Extract:
========================================================================

Sukuk is ordinarily taken to mean a “shariah compliant bond”. It is symbolic of a claim to the ownership of an asset. The fact that the claim to a sukuk is more of ownership that to cash flow helps to draw a line between on the one hand, conventional bonds and on the other hand, a sukuk. In the case of conventional bonds, these entail interest tied to securities, while sukuks are symbolic of certificates of investment made up of a claim to ownership to assets that have been pooled together (Association of Islamic Banking Institutions Malaysia 4). During the Middle Ages, Muslims extensively used Sukuk to symbolize financial commitments having rots in trade, along with additional commercial activities. Nonetheless, sukuk, as we know them today, vary from the original ones. The sukuk of today resembles the conventional securitization concept. This is a process that is characterized by transfer of ownership to underlying assets to numerous investors via the issuance of certificates that symbolize a balanced value of the assets in question.

========================================================================

To be done: Pick up the passage on sukuk after its final sentence and continue it in the same formal register.

Supplied entries:
========================================================================

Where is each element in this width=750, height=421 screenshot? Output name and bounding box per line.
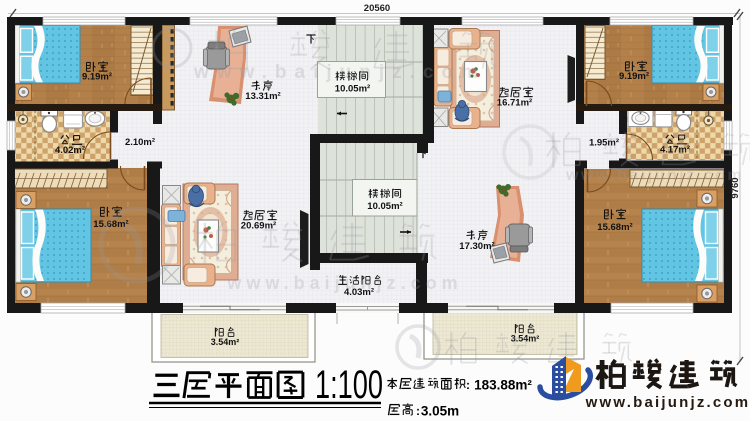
svg-text:15.68m²: 15.68m² xyxy=(597,222,632,233)
svg-text:3.54m²: 3.54m² xyxy=(211,337,240,347)
svg-text:16.71m²: 16.71m² xyxy=(497,98,532,109)
svg-text::: : xyxy=(466,378,470,392)
svg-text:www.baijunjz.com: www.baijunjz.com xyxy=(585,394,750,411)
svg-text:www.baijunjz.com: www.baijunjz.com xyxy=(193,62,486,83)
svg-text:9.19m²: 9.19m² xyxy=(619,71,649,82)
svg-text:183.88m²: 183.88m² xyxy=(474,378,532,393)
svg-text:4.02m²: 4.02m² xyxy=(55,145,85,156)
svg-text:9760: 9760 xyxy=(730,177,741,198)
svg-text:www.baijunjz.com: www.baijunjz.com xyxy=(565,167,744,184)
svg-text:www.baijunjz.com: www.baijunjz.com xyxy=(226,273,462,293)
svg-text:3.05m: 3.05m xyxy=(421,404,459,419)
svg-text:10.05m²: 10.05m² xyxy=(335,84,370,95)
svg-text:9.19m²: 9.19m² xyxy=(82,72,112,83)
svg-text:2.10m²: 2.10m² xyxy=(125,137,155,148)
svg-text:17.30m²: 17.30m² xyxy=(459,241,494,252)
svg-text:20560: 20560 xyxy=(364,3,390,14)
svg-text:1:100: 1:100 xyxy=(315,363,383,407)
svg-text:13.31m²: 13.31m² xyxy=(245,91,280,102)
svg-text:10.05m²: 10.05m² xyxy=(367,201,402,212)
svg-text::: : xyxy=(416,404,420,418)
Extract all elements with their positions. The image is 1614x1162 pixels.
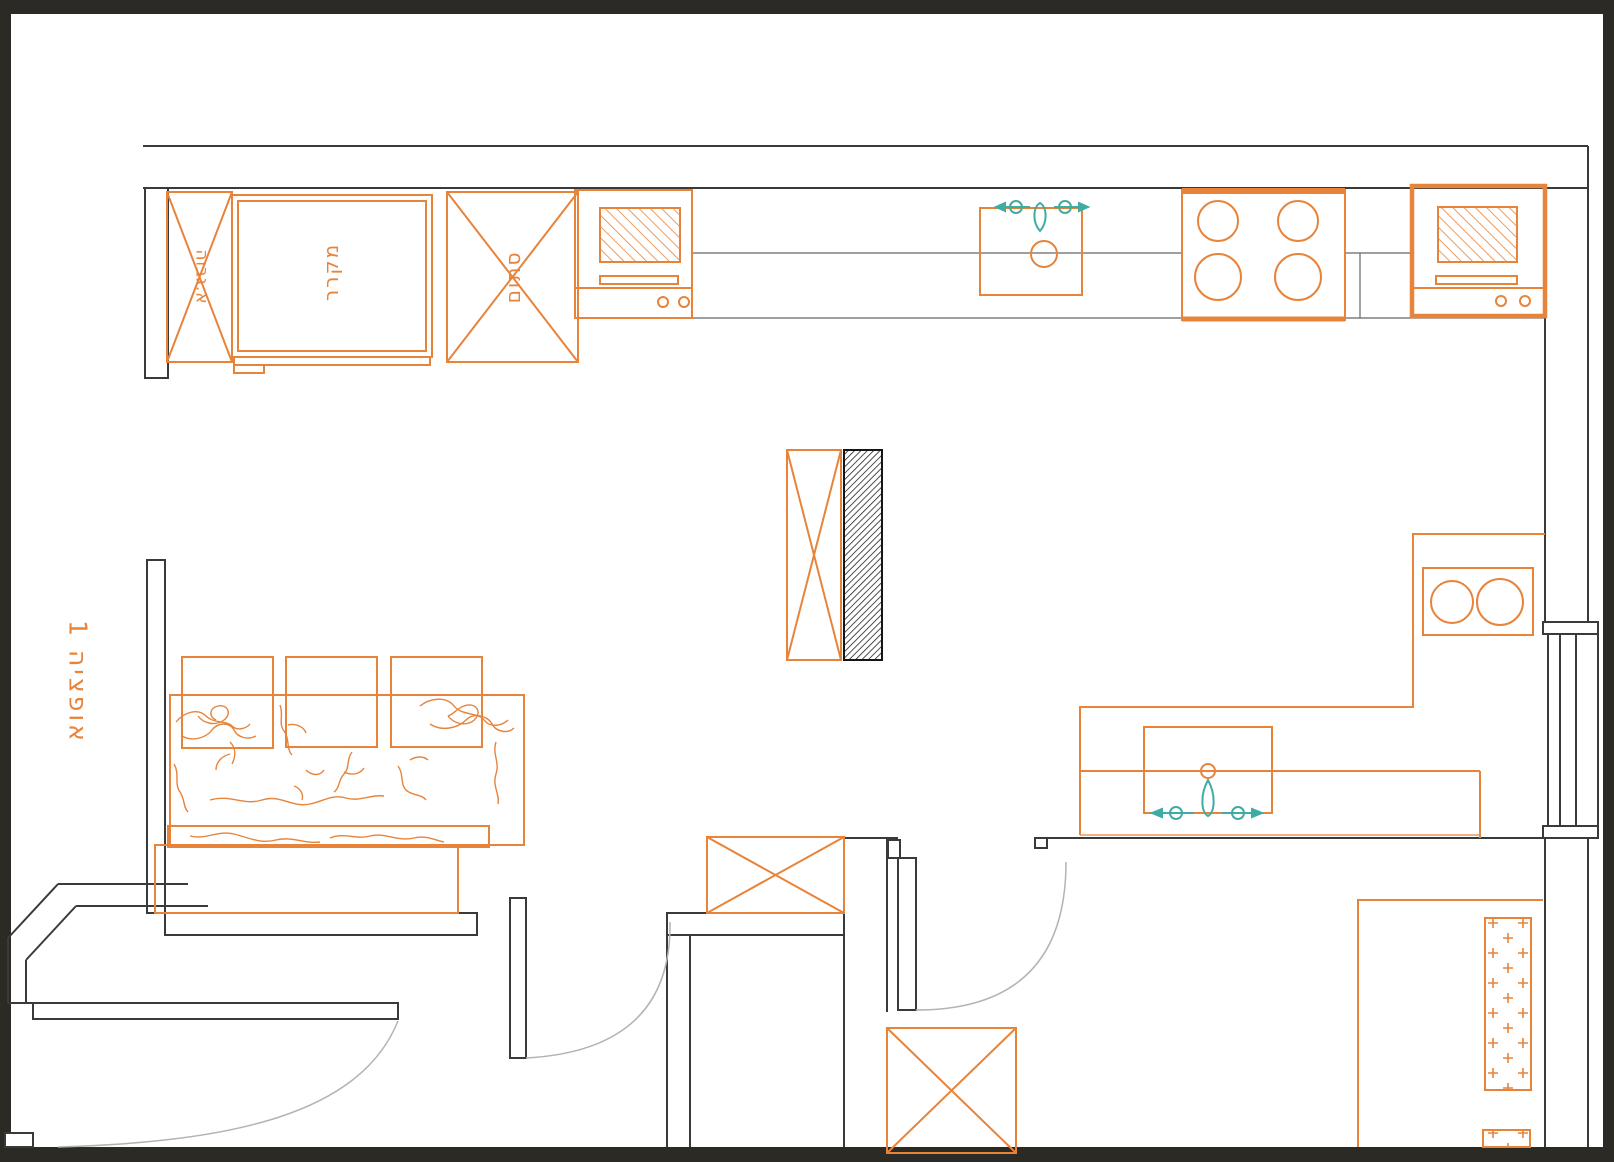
plus-hatch-strip-small	[1483, 1130, 1530, 1147]
plus-hatch-strip	[1485, 918, 1531, 1090]
center-door-leaf	[510, 898, 526, 1058]
wall-end-cap	[1035, 838, 1047, 848]
oven2-window	[1438, 207, 1517, 262]
wall-under-island	[165, 913, 477, 935]
concrete-column-hatch	[844, 450, 882, 660]
tall-cabinet-label: א.גבוה	[193, 249, 210, 304]
wall-under-cabinet	[667, 913, 844, 935]
right-door-jamb	[888, 840, 900, 858]
option-title: אופציה 1	[66, 620, 91, 744]
entry-door-leaf	[33, 1003, 398, 1019]
cad-viewport: א.גבוה מקרר סתום אופציה 1	[0, 0, 1614, 1162]
window-frame	[1548, 622, 1598, 838]
left-wall-stub	[145, 188, 168, 378]
window-sill-bottom	[1543, 826, 1598, 838]
right-door-leaf	[898, 858, 916, 1010]
blocked-cabinet-label: סתום	[503, 251, 523, 304]
refrigerator-label: מקרר	[321, 243, 341, 301]
window-sill-top	[1543, 622, 1598, 634]
floor-plan-svg	[0, 0, 1614, 1162]
corner-wall-stub	[5, 1133, 33, 1147]
oven-window	[600, 208, 680, 262]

========================================================================

The reply:
Recent trends in Sukuk and bond issuance
In recent years, the Islamic finance sector has been experiencing significant innovations in the form of securities and bonds. Accordingly, Islamic securities, also known as Sukuk, have gained immense popularity. Government have found in Sukuks a means to raise the much-needed finance via sovereign issues. In addition, companies are now relying on corporate Sukuks as a means of funding. The issuing of Sukuk started in 2000, when three Sukuks were issued, all valued at $336 million (Karam par. 3). By 2006, the number of Sukuks issued had increased 77, and their combined valued was at the time estimated to have been over US$ 27 billion. At the international level, the capital markets have also embraced Sukuks to assist them raise the necessary finances for their expansion. By adopting islamically acceptable structures, the capital markets have realized that Sukuks are in fact a vital mechanism for raising finances. Moreover, sovereign bodies, multinational corporations, financial institutions and state corporations are now increasingly issuing international sukuk to substitute syndicated financing.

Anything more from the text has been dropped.